# The request
The records below are to be repeated in full, exactly as they are.

----------------------------------------

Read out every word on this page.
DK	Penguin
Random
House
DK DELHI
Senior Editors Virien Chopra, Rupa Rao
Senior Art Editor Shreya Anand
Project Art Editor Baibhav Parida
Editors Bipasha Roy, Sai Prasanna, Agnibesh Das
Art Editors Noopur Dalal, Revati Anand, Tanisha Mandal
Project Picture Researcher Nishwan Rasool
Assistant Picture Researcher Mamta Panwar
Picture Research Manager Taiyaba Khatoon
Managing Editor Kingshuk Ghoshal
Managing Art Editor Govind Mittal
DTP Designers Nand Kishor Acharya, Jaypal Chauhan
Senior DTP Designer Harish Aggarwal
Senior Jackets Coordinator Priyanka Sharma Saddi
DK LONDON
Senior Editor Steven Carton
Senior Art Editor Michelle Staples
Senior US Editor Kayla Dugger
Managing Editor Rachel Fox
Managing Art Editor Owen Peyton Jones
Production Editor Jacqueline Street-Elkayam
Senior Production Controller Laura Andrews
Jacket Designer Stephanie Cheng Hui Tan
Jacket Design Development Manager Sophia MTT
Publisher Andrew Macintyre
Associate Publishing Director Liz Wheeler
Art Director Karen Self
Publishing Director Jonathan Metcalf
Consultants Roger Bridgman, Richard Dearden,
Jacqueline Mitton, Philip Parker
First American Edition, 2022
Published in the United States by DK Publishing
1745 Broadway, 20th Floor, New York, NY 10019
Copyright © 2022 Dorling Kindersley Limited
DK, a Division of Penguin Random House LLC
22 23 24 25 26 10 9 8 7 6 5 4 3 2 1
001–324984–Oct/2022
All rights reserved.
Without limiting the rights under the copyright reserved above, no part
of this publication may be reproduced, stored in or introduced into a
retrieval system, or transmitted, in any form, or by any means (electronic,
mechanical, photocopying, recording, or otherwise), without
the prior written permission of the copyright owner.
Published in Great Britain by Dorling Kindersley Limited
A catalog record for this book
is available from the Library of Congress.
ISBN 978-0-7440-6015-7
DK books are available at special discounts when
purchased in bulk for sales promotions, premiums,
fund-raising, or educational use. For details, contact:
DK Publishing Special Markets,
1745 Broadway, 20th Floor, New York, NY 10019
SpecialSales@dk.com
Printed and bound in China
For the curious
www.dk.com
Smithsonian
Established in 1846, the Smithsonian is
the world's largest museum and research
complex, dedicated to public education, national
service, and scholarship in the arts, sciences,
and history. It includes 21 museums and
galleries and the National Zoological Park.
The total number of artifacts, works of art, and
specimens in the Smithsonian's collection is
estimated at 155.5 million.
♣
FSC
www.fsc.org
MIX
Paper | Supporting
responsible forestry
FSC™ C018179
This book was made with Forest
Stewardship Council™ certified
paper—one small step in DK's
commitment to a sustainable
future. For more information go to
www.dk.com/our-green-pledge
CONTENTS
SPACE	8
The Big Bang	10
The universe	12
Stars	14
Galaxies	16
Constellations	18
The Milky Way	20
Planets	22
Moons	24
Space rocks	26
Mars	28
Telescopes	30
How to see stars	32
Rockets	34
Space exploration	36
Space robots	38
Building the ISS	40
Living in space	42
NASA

----------------------------------------

# Exercise solution
Read out every word on this page.
DK	Penguin
Random
House
DK DELHI
Senior Editors Virien Chopra, Rupa Rao
Senior Art Editor Shreya Anand
Project Art Editor Baibhav Parida
Editors Bipasha Roy, Sai Prasanna, Agnibesh Das
Art Editors Noopur Dalal, Revati Anand, Tanisha Mandal
Project Picture Researcher Nishwan Rasool
Assistant Picture Researcher Mamta Panwar
Picture Research Manager Taiyaba Khatoon
Managing Editor Kingshuk Ghoshal
Managing Art Editor Govind Mittal
DTP Designers Nand Kishor Acharya, Jaypal Chauhan
Senior DTP Designer Harish Aggarwal
Senior Jackets Coordinator Priyanka Sharma Saddi
DK LONDON
Senior Editor Steven Carton
Senior Art Editor Michelle Staples
Senior US Editor Kayla Dugger
Managing Editor Rachel Fox
Managing Art Editor Owen Peyton Jones
Production Editor Jacqueline Street-Elkayam
Senior Production Controller Laura Andrews
Jacket Designer Stephanie Cheng Hui Tan
Jacket Design Development Manager Sophia MTT
Publisher Andrew Macintyre
Associate Publishing Director Liz Wheeler
Art Director Karen Self
Publishing Director Jonathan Metcalf
Consultants Roger Bridgman, Richard Dearden,
Jacqueline Mitton, Philip Parker
First American Edition, 2022
Published in the United States by DK Publishing
1745 Broadway, 20th Floor, New York, NY 10019
Copyright © 2022 Dorling Kindersley Limited
DK, a Division of Penguin Random House LLC
22 23 24 25 26 10 9 8 7 6 5 4 3 2 1
001–324984–Oct/2022
All rights reserved.
Without limiting the rights under the copyright reserved above, no part
of this publication may be reproduced, stored in or introduced into a
retrieval system, or transmitted, in any form, or by any means (electronic,
mechanical, photocopying, recording, or otherwise), without
the prior written permission of the copyright owner.
Published in Great Britain by Dorling Kindersley Limited
A catalog record for this book
is available from the Library of Congress.
ISBN 978-0-7440-6015-7
DK books are available at special discounts when
purchased in bulk for sales promotions, premiums,
fund-raising, or educational use. For details, contact:
DK Publishing Special Markets,
1745 Broadway, 20th Floor, New York, NY 10019
SpecialSales@dk.com
Printed and bound in China
For the curious
www.dk.com
Smithsonian
Established in 1846, the Smithsonian is
the world's largest museum and research
complex, dedicated to public education, national
service, and scholarship in the arts, sciences,
and history. It includes 21 museums and
galleries and the National Zoological Park.
The total number of artifacts, works of art, and
specimens in the Smithsonian's collection is
estimated at 155.5 million.
♣
FSC
www.fsc.org
MIX
Paper | Supporting
responsible forestry
FSC™ C018179
This book was made with Forest
Stewardship Council™ certified
paper—one small step in DK's
commitment to a sustainable
future. For more information go to
www.dk.com/our-green-pledge
CONTENTS
SPACE	8
The Big Bang	10
The universe	12
Stars	14
Galaxies	16
Constellations	18
The Milky Way	20
Planets	22
Moons	24
Space rocks	26
Mars	28
Telescopes	30
How to see stars	32
Rockets	34
Space exploration	36
Space robots	38
Building the ISS	40
Living in space	42
NASA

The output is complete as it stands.